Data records
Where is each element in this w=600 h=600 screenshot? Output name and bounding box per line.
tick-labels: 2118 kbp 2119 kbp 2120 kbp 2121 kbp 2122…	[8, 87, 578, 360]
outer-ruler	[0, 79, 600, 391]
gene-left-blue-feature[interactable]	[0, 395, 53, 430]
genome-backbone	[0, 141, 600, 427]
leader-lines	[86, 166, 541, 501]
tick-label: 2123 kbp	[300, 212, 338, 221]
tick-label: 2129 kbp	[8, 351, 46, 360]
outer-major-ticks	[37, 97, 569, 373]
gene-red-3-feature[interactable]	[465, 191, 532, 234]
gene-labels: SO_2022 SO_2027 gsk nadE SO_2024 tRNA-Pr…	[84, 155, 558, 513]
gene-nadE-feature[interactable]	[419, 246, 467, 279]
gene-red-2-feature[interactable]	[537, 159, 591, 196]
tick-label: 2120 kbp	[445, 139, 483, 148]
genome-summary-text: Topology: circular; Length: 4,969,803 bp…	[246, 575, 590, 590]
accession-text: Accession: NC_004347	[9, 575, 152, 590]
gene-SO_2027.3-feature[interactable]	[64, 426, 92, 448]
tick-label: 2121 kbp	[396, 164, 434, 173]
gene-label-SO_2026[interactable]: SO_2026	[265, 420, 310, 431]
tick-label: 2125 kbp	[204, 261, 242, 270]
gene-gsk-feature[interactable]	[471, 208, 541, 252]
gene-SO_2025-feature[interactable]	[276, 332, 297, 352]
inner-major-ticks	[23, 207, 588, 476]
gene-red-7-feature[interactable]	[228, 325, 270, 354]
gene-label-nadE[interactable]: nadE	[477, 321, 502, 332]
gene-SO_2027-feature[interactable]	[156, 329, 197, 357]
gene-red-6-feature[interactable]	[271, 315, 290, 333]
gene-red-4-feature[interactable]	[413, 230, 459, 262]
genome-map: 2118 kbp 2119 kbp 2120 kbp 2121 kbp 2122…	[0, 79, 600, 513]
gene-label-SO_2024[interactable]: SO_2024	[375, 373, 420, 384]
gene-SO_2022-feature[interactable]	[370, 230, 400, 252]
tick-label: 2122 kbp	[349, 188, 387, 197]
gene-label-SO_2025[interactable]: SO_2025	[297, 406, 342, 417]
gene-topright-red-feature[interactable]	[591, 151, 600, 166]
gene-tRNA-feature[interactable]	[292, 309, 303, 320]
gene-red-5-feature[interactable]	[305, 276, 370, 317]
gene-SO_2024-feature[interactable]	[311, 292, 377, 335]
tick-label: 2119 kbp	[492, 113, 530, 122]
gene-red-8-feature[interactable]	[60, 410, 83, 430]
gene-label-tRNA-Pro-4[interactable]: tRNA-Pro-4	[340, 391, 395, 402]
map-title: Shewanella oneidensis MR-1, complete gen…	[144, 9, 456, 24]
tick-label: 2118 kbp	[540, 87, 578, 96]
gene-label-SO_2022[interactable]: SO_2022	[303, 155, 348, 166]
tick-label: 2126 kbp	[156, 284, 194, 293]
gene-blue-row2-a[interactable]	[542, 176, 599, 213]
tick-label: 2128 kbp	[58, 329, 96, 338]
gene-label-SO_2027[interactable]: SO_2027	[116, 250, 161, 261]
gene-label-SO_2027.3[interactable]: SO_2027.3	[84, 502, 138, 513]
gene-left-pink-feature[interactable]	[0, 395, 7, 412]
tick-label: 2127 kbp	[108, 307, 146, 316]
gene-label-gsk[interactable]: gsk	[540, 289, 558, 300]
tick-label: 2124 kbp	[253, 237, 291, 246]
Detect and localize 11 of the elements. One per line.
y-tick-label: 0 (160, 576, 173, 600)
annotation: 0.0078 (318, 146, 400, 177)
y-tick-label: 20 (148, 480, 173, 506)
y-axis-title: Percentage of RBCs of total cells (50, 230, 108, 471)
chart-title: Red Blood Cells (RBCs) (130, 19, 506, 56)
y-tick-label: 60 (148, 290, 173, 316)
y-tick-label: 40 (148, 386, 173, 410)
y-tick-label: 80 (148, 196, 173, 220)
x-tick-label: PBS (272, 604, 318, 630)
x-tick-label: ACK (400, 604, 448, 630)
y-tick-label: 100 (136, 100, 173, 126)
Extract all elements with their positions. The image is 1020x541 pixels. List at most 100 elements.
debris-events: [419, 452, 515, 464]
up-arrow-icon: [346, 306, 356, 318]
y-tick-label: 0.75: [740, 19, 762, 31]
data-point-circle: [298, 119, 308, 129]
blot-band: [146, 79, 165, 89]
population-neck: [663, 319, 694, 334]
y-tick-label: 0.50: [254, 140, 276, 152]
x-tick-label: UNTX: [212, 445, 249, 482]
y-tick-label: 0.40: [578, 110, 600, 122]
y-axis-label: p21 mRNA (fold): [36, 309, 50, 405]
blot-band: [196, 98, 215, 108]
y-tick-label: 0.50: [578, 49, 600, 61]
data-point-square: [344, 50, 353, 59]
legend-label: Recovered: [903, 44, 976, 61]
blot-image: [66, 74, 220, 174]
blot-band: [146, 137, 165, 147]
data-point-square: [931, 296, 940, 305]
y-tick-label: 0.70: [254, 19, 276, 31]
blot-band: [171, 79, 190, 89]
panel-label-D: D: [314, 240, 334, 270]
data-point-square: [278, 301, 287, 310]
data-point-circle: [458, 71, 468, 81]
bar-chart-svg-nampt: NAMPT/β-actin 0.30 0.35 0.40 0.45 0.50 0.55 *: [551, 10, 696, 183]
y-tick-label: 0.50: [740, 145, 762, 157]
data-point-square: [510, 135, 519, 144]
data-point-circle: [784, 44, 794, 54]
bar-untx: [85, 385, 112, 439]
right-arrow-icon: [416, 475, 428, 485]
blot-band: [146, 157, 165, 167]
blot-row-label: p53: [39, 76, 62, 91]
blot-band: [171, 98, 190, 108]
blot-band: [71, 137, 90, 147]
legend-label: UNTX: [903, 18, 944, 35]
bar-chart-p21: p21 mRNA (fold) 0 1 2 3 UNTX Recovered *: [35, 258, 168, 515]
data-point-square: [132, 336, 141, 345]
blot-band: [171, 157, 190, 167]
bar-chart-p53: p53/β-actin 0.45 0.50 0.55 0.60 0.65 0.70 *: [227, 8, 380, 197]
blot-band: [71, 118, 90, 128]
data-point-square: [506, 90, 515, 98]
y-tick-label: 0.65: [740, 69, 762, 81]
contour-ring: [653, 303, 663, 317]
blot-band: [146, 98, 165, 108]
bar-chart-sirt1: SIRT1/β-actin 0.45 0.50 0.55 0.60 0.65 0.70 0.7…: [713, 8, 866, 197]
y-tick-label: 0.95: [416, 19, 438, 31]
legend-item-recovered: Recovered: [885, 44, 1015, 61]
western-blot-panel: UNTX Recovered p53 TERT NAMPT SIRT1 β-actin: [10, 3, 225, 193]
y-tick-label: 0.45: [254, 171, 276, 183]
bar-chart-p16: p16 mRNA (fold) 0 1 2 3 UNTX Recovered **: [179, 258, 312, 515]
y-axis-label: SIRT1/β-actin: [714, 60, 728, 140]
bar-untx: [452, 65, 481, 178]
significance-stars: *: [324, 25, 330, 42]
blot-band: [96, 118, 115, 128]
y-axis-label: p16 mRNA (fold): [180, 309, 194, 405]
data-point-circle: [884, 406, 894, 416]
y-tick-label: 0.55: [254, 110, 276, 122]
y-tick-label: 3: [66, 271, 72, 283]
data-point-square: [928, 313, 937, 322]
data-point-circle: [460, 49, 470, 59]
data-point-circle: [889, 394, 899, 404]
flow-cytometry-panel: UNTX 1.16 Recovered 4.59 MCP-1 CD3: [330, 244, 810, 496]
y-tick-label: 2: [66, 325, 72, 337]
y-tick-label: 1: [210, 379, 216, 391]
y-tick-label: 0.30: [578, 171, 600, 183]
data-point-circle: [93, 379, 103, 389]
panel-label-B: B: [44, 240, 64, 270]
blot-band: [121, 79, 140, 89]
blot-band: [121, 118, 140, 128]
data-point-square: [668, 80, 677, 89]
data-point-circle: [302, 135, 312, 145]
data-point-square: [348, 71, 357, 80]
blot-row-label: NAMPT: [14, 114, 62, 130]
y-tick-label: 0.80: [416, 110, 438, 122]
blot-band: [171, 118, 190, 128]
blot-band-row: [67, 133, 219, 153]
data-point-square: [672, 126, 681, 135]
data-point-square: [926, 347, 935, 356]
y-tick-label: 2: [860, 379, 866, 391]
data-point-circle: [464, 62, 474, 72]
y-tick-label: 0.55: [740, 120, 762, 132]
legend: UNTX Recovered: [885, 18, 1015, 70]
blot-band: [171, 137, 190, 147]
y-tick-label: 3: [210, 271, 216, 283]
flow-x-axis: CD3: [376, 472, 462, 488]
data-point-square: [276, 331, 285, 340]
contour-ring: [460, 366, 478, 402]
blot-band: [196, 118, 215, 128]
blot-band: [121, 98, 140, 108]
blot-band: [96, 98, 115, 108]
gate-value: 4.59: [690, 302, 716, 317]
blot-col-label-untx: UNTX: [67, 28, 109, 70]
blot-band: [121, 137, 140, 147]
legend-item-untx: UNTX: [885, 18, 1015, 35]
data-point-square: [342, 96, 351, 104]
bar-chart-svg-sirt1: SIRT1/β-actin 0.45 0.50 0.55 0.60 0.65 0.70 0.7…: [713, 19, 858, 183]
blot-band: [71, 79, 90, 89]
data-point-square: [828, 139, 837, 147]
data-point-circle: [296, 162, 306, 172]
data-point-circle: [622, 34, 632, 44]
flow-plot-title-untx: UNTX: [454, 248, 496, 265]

▶ **Problem statement**
The word to find is "outer". Copy every line of the records that holds it.

▶ **Answer box**
outer-ruler	[0, 79, 600, 391]
outer-major-ticks	[37, 97, 569, 373]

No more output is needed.